#### PROBLEM DETAILS:
Give the listing below again in full, exactly as written.

● ● ● ● ● ● ●

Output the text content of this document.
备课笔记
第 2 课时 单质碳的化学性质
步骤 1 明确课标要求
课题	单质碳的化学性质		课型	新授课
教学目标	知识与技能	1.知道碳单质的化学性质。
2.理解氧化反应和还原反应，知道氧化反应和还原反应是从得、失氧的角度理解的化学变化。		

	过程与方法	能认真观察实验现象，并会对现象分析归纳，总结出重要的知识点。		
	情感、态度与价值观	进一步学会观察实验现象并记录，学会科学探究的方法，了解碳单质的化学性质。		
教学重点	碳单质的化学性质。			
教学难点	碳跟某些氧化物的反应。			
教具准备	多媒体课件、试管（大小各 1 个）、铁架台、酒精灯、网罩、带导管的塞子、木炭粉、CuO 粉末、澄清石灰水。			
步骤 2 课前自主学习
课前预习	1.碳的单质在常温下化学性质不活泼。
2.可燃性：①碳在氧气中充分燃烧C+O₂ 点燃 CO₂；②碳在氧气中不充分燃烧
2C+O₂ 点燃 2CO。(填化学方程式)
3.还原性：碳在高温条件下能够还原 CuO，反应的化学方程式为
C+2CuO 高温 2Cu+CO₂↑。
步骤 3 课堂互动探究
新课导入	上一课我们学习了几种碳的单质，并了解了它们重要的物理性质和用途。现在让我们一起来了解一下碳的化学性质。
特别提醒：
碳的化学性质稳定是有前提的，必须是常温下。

● ● ● ● ● ● ●

#### FULL SOLUTION:
Output the text content of this document.
备课笔记
第 2 课时 单质碳的化学性质
步骤 1 明确课标要求
课题	单质碳的化学性质		课型	新授课
教学目标	知识与技能	1.知道碳单质的化学性质。
2.理解氧化反应和还原反应，知道氧化反应和还原反应是从得、失氧的角度理解的化学变化。		

	过程与方法	能认真观察实验现象，并会对现象分析归纳，总结出重要的知识点。		
	情感、态度与价值观	进一步学会观察实验现象并记录，学会科学探究的方法，了解碳单质的化学性质。		
教学重点	碳单质的化学性质。			
教学难点	碳跟某些氧化物的反应。			
教具准备	多媒体课件、试管（大小各 1 个）、铁架台、酒精灯、网罩、带导管的塞子、木炭粉、CuO 粉末、澄清石灰水。			
步骤 2 课前自主学习
课前预习	1.碳的单质在常温下化学性质不活泼。
2.可燃性：①碳在氧气中充分燃烧C+O₂ 点燃 CO₂；②碳在氧气中不充分燃烧
2C+O₂ 点燃 2CO。(填化学方程式)
3.还原性：碳在高温条件下能够还原 CuO，反应的化学方程式为
C+2CuO 高温 2Cu+CO₂↑。
步骤 3 课堂互动探究
新课导入	上一课我们学习了几种碳的单质，并了解了它们重要的物理性质和用途。现在让我们一起来了解一下碳的化学性质。
特别提醒：
碳的化学性质稳定是有前提的，必须是常温下。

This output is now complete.